SHORT PROBLEM ::
The records underneath are to be repeated exactly, with the pictures left out.

Saved entries ::
........

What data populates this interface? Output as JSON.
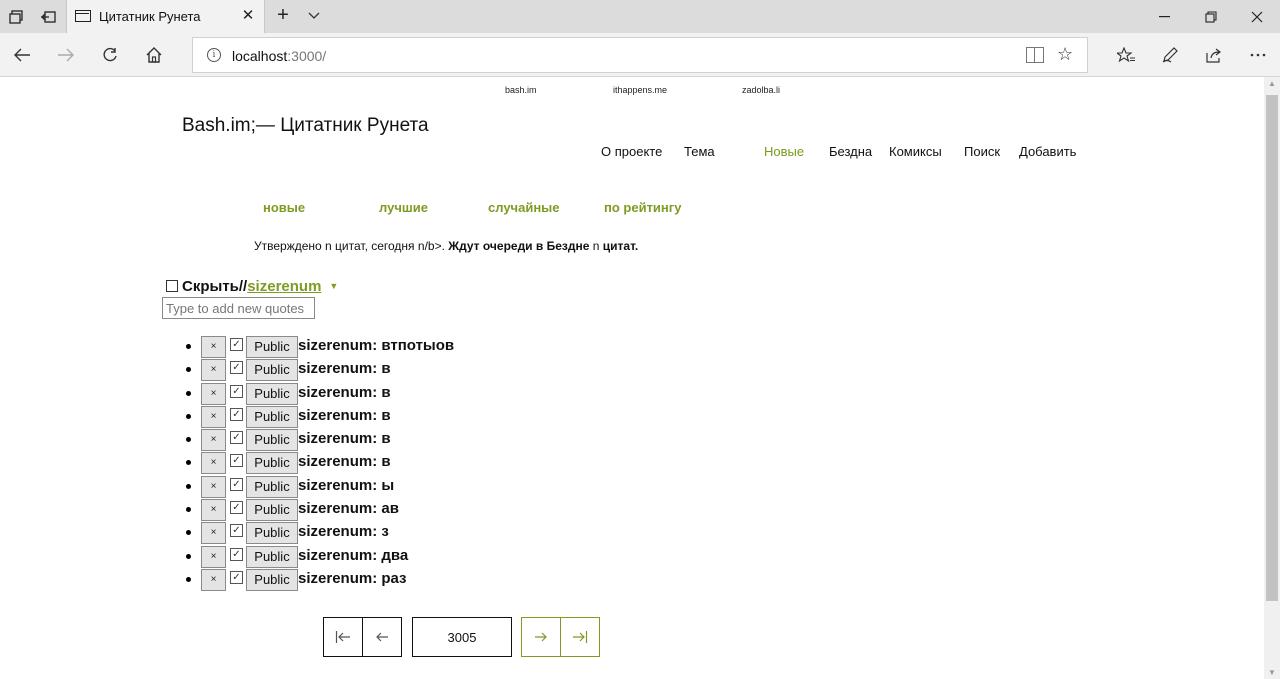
{
  "browser": {
    "tab_title": "Цитатник Рунета",
    "new_tab_symbol": "+",
    "tab_close_symbol": "✕",
    "address_host": "localhost",
    "address_path": ":3000/"
  },
  "page": {
    "top_links": [
      "bash.im",
      "ithappens.me",
      "zadolba.li"
    ],
    "site_title": "Bash.im;— Цитатник Рунета",
    "main_nav": [
      "О проекте",
      "Тема",
      "Новые",
      "Бездна",
      "Комиксы",
      "Поиск",
      "Добавить"
    ],
    "main_nav_active": "Новые",
    "sub_nav": [
      "новые",
      "лучшие",
      "случайные",
      "по рейтингу"
    ],
    "stats": {
      "part1": "Утверждено n цитат, сегодня n/b>. ",
      "part2": "Ждут очереди в Бездне ",
      "part3": "n",
      "part4": " цитат."
    },
    "hide_label": "Скрыть//",
    "username": "sizerenum",
    "new_quote_placeholder": "Type to add new quotes",
    "delete_symbol": "×",
    "public_label": "Public",
    "quotes": [
      "sizerenum: втпотыов",
      "sizerenum: в",
      "sizerenum: в",
      "sizerenum: в",
      "sizerenum: в",
      "sizerenum: в",
      "sizerenum: ы",
      "sizerenum: ав",
      "sizerenum: з",
      "sizerenum: два",
      "sizerenum: раз"
    ],
    "pager": {
      "current_page": "3005"
    }
  },
  "colors": {
    "accent": "#7f9b24",
    "text": "#111111"
  },
  "icons": {
    "first": "first-page-icon",
    "prev": "prev-page-icon",
    "next": "next-page-icon",
    "last": "last-page-icon"
  }
}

........

EXERCISE ANSWER ::
What data populates this interface? Output as JSON.
{
  "browser": {
    "tab_title": "Цитатник Рунета",
    "new_tab_symbol": "+",
    "tab_close_symbol": "✕",
    "address_host": "localhost",
    "address_path": ":3000/"
  },
  "page": {
    "top_links": [
      "bash.im",
      "ithappens.me",
      "zadolba.li"
    ],
    "site_title": "Bash.im;— Цитатник Рунета",
    "main_nav": [
      "О проекте",
      "Тема",
      "Новые",
      "Бездна",
      "Комиксы",
      "Поиск",
      "Добавить"
    ],
    "main_nav_active": "Новые",
    "sub_nav": [
      "новые",
      "лучшие",
      "случайные",
      "по рейтингу"
    ],
    "stats": {
      "part1": "Утверждено n цитат, сегодня n/b>. ",
      "part2": "Ждут очереди в Бездне ",
      "part3": "n",
      "part4": " цитат."
    },
    "hide_label": "Скрыть//",
    "username": "sizerenum",
    "new_quote_placeholder": "Type to add new quotes",
    "delete_symbol": "×",
    "public_label": "Public",
    "quotes": [
      "sizerenum: втпотыов",
      "sizerenum: в",
      "sizerenum: в",
      "sizerenum: в",
      "sizerenum: в",
      "sizerenum: в",
      "sizerenum: ы",
      "sizerenum: ав",
      "sizerenum: з",
      "sizerenum: два",
      "sizerenum: раз"
    ],
    "pager": {
      "current_page": "3005"
    }
  },
  "colors": {
    "accent": "#7f9b24",
    "text": "#111111"
  },
  "icons": {
    "first": "first-page-icon",
    "prev": "prev-page-icon",
    "next": "next-page-icon",
    "last": "last-page-icon"
  }
}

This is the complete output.